Challenge:
Gather all lines in the records below that include the word "icon".

◆ ◆ ◆ ◆

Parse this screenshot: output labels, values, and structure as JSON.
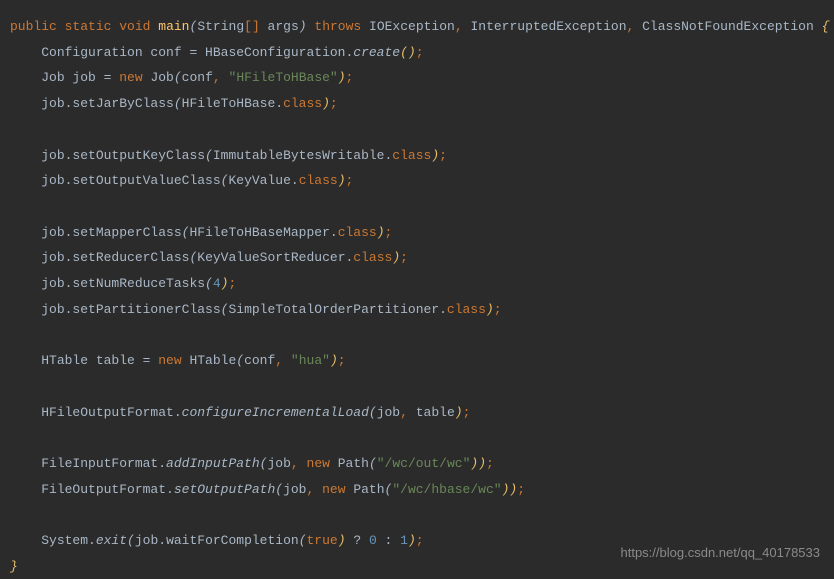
{
  "code": {
    "line1": {
      "public": "public",
      "static": "static",
      "void": "void",
      "main": "main",
      "string": "String",
      "br_open": "[",
      "br_close": "]",
      "args": " args",
      "throws": "throws",
      "ex1": "IOException",
      "ex2": "InterruptedException",
      "ex3": "ClassNotFoundException",
      "brace": "{"
    },
    "line2": {
      "p1": "Configuration conf = HBaseConfiguration.",
      "create": "create",
      "paren": "()"
    },
    "line3": {
      "p1": "Job job = ",
      "new": "new",
      "p2": " Job",
      "lp": "(",
      "conf": "conf",
      "comma": ", ",
      "str": "\"HFileToHBase\"",
      "rp": ")"
    },
    "line4": {
      "p1": "job.setJarByClass",
      "lp": "(",
      "p2": "HFileToHBase.",
      "cls": "class",
      "rp": ")"
    },
    "line5": {
      "p1": "job.setOutputKeyClass",
      "lp": "(",
      "p2": "ImmutableBytesWritable.",
      "cls": "class",
      "rp": ")"
    },
    "line6": {
      "p1": "job.setOutputValueClass",
      "lp": "(",
      "p2": "KeyValue.",
      "cls": "class",
      "rp": ")"
    },
    "line7": {
      "p1": "job.setMapperClass",
      "lp": "(",
      "p2": "HFileToHBaseMapper.",
      "cls": "class",
      "rp": ")"
    },
    "line8": {
      "p1": "job.setReducerClass",
      "lp": "(",
      "p2": "KeyValueSortReducer.",
      "cls": "class",
      "rp": ")"
    },
    "line9": {
      "p1": "job.setNumReduceTasks",
      "lp": "(",
      "num": "4",
      "rp": ")"
    },
    "line10": {
      "p1": "job.setPartitionerClass",
      "lp": "(",
      "p2": "SimpleTotalOrderPartitioner.",
      "cls": "class",
      "rp": ")"
    },
    "line11": {
      "p1": "HTable table = ",
      "new": "new",
      "p2": " HTable",
      "lp": "(",
      "conf": "conf",
      "comma": ", ",
      "str": "\"hua\"",
      "rp": ")"
    },
    "line12": {
      "p1": "HFileOutputFormat.",
      "m": "configureIncrementalLoad",
      "lp": "(",
      "args": "job",
      "comma": ", ",
      "args2": "table",
      "rp": ")"
    },
    "line13": {
      "p1": "FileInputFormat.",
      "m": "addInputPath",
      "lp": "(",
      "job": "job",
      "comma": ", ",
      "new": "new",
      "path": " Path",
      "lp2": "(",
      "str": "\"/wc/out/wc\"",
      "rp2": ")",
      "rp": ")"
    },
    "line14": {
      "p1": "FileOutputFormat.",
      "m": "setOutputPath",
      "lp": "(",
      "job": "job",
      "comma": ", ",
      "new": "new",
      "path": " Path",
      "lp2": "(",
      "str": "\"/wc/hbase/wc\"",
      "rp2": ")",
      "rp": ")"
    },
    "line15": {
      "p1": "System.",
      "m": "exit",
      "lp": "(",
      "p2": "job.waitForCompletion",
      "lp2": "(",
      "true": "true",
      "rp2": ")",
      "q": " ? ",
      "n0": "0",
      "colon": " : ",
      "n1": "1",
      "rp": ")"
    },
    "close_brace": "}",
    "semi": ";",
    "comma": ","
  },
  "watermark": "https://blog.csdn.net/qq_40178533"
}
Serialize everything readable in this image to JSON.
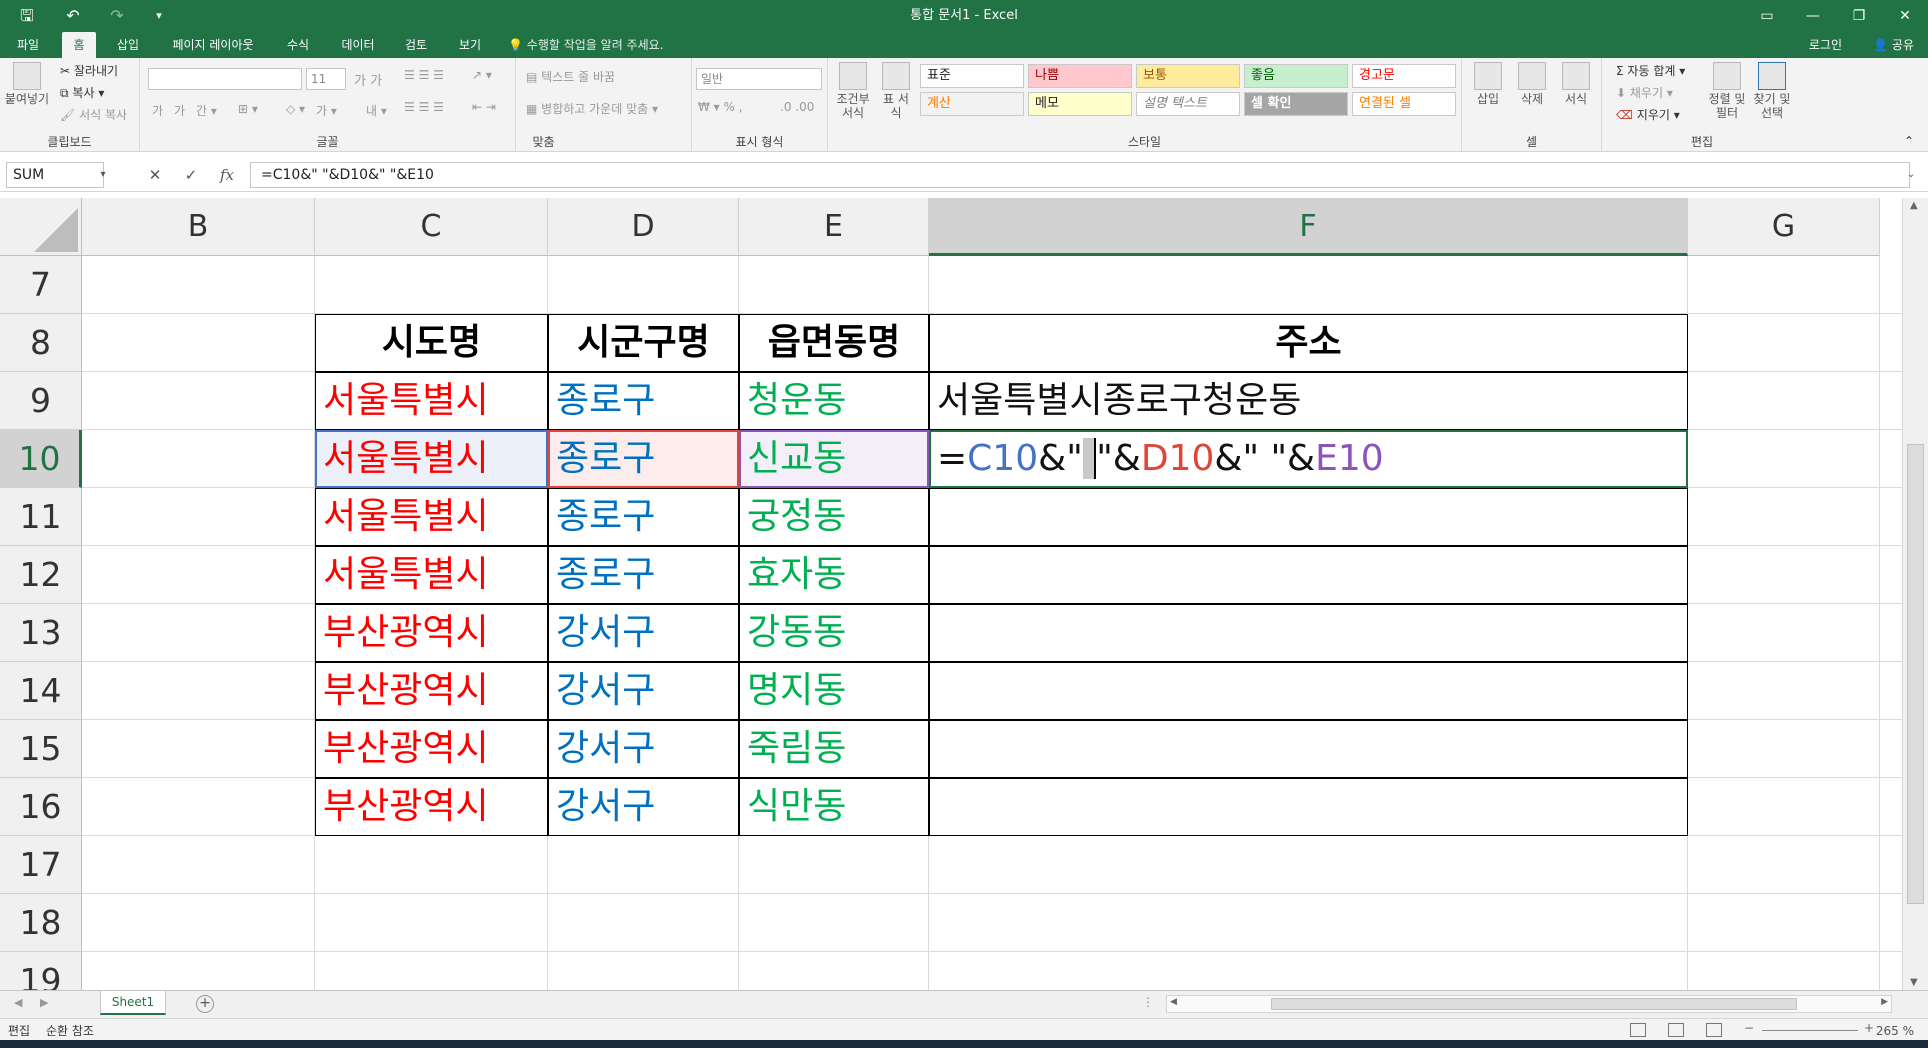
{
  "window": {
    "title": "통합 문서1 - Excel",
    "quick_access": {
      "save_icon": "save-icon",
      "undo_icon": "undo-icon",
      "redo_icon": "redo-icon",
      "customize_icon": "customize-icon"
    },
    "controls": {
      "ribbon_display": "▭",
      "minimize": "—",
      "restore": "❐",
      "close": "✕"
    }
  },
  "tabs": [
    {
      "label": "파일",
      "active": false
    },
    {
      "label": "홈",
      "active": true
    },
    {
      "label": "삽입",
      "active": false
    },
    {
      "label": "페이지 레이아웃",
      "active": false
    },
    {
      "label": "수식",
      "active": false
    },
    {
      "label": "데이터",
      "active": false
    },
    {
      "label": "검토",
      "active": false
    },
    {
      "label": "보기",
      "active": false
    }
  ],
  "tell_me": "수행할 작업을 알려 주세요.",
  "login": "로그인",
  "share": "공유",
  "ribbon": {
    "clipboard": {
      "label": "클립보드",
      "paste": "붙여넣기",
      "cut": "잘라내기",
      "copy": "복사",
      "format_painter": "서식 복사"
    },
    "font": {
      "label": "글꼴",
      "font_name": "",
      "font_size": "11"
    },
    "alignment": {
      "label": "맞춤",
      "wrap_text": "텍스트 줄 바꿈",
      "merge_center": "병합하고 가운데 맞춤"
    },
    "number": {
      "label": "표시 형식",
      "format": "일반"
    },
    "styles": {
      "label": "스타일",
      "conditional": "조건부 서식",
      "table": "표 서식",
      "cells": [
        {
          "text": "표준",
          "bg": "#ffffff",
          "color": "#000000"
        },
        {
          "text": "나쁨",
          "bg": "#ffc7ce",
          "color": "#9c0006"
        },
        {
          "text": "보통",
          "bg": "#ffeb9c",
          "color": "#9c5700"
        },
        {
          "text": "좋음",
          "bg": "#c6efce",
          "color": "#006100"
        },
        {
          "text": "경고문",
          "bg": "#ffffff",
          "color": "#ff0000"
        },
        {
          "text": "계산",
          "bg": "#f2f2f2",
          "color": "#fa7d00"
        },
        {
          "text": "메모",
          "bg": "#ffffcc",
          "color": "#000000"
        },
        {
          "text": "설명 텍스트",
          "bg": "#ffffff",
          "color": "#7f7f7f"
        },
        {
          "text": "셀 확인",
          "bg": "#a5a5a5",
          "color": "#ffffff"
        },
        {
          "text": "연결된 셀",
          "bg": "#ffffff",
          "color": "#fa7d00"
        }
      ]
    },
    "cells": {
      "label": "셀",
      "insert": "삽입",
      "delete": "삭제",
      "format": "서식"
    },
    "editing": {
      "label": "편집",
      "autosum": "자동 합계",
      "fill": "채우기",
      "clear": "지우기",
      "sort_filter": "정렬 및 필터",
      "find_select": "찾기 및 선택"
    }
  },
  "formula_bar": {
    "name_box": "SUM",
    "cancel": "✕",
    "enter": "✓",
    "fx": "fx",
    "formula": "=C10&\" \"&D10&\" \"&E10"
  },
  "columns": [
    {
      "label": "B",
      "selected": false
    },
    {
      "label": "C",
      "selected": false
    },
    {
      "label": "D",
      "selected": false
    },
    {
      "label": "E",
      "selected": false
    },
    {
      "label": "F",
      "selected": true
    },
    {
      "label": "G",
      "selected": false
    }
  ],
  "rows": [
    {
      "num": "7",
      "selected": false
    },
    {
      "num": "8",
      "selected": false
    },
    {
      "num": "9",
      "selected": false
    },
    {
      "num": "10",
      "selected": true
    },
    {
      "num": "11",
      "selected": false
    },
    {
      "num": "12",
      "selected": false
    },
    {
      "num": "13",
      "selected": false
    },
    {
      "num": "14",
      "selected": false
    },
    {
      "num": "15",
      "selected": false
    },
    {
      "num": "16",
      "selected": false
    },
    {
      "num": "17",
      "selected": false
    },
    {
      "num": "18",
      "selected": false
    },
    {
      "num": "19",
      "selected": false
    }
  ],
  "table": {
    "headers": [
      "시도명",
      "시군구명",
      "읍면동명",
      "주소"
    ],
    "rows": [
      {
        "c": "서울특별시",
        "d": "종로구",
        "e": "청운동",
        "f": "서울특별시종로구청운동"
      },
      {
        "c": "서울특별시",
        "d": "종로구",
        "e": "신교동",
        "f": ""
      },
      {
        "c": "서울특별시",
        "d": "종로구",
        "e": "궁정동",
        "f": ""
      },
      {
        "c": "서울특별시",
        "d": "종로구",
        "e": "효자동",
        "f": ""
      },
      {
        "c": "부산광역시",
        "d": "강서구",
        "e": "강동동",
        "f": ""
      },
      {
        "c": "부산광역시",
        "d": "강서구",
        "e": "명지동",
        "f": ""
      },
      {
        "c": "부산광역시",
        "d": "강서구",
        "e": "죽림동",
        "f": ""
      },
      {
        "c": "부산광역시",
        "d": "강서구",
        "e": "식만동",
        "f": ""
      }
    ]
  },
  "editing_cell": {
    "segments": [
      {
        "text": "=",
        "cls": ""
      },
      {
        "text": "C10",
        "cls": "fseg-c"
      },
      {
        "text": "&\"",
        "cls": ""
      },
      {
        "text": " ",
        "cls": "fsel"
      },
      {
        "text": "\"&",
        "cls": ""
      },
      {
        "text": "D10",
        "cls": "fseg-d"
      },
      {
        "text": "&\" \"&",
        "cls": ""
      },
      {
        "text": "E10",
        "cls": "fseg-e"
      }
    ]
  },
  "sheets": [
    {
      "name": "Sheet1",
      "active": true
    }
  ],
  "status": {
    "mode": "편집",
    "circular": "순환 참조",
    "zoom": "265 %"
  },
  "colors": {
    "accent": "#217346",
    "city": "#ff0000",
    "district": "#0070c0",
    "dong": "#00b050"
  }
}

◆ ◆ ◆ ◆

Result below:
      "save_icon": "save-icon",
      "undo_icon": "undo-icon",
      "redo_icon": "redo-icon",
      "customize_icon": "customize-icon"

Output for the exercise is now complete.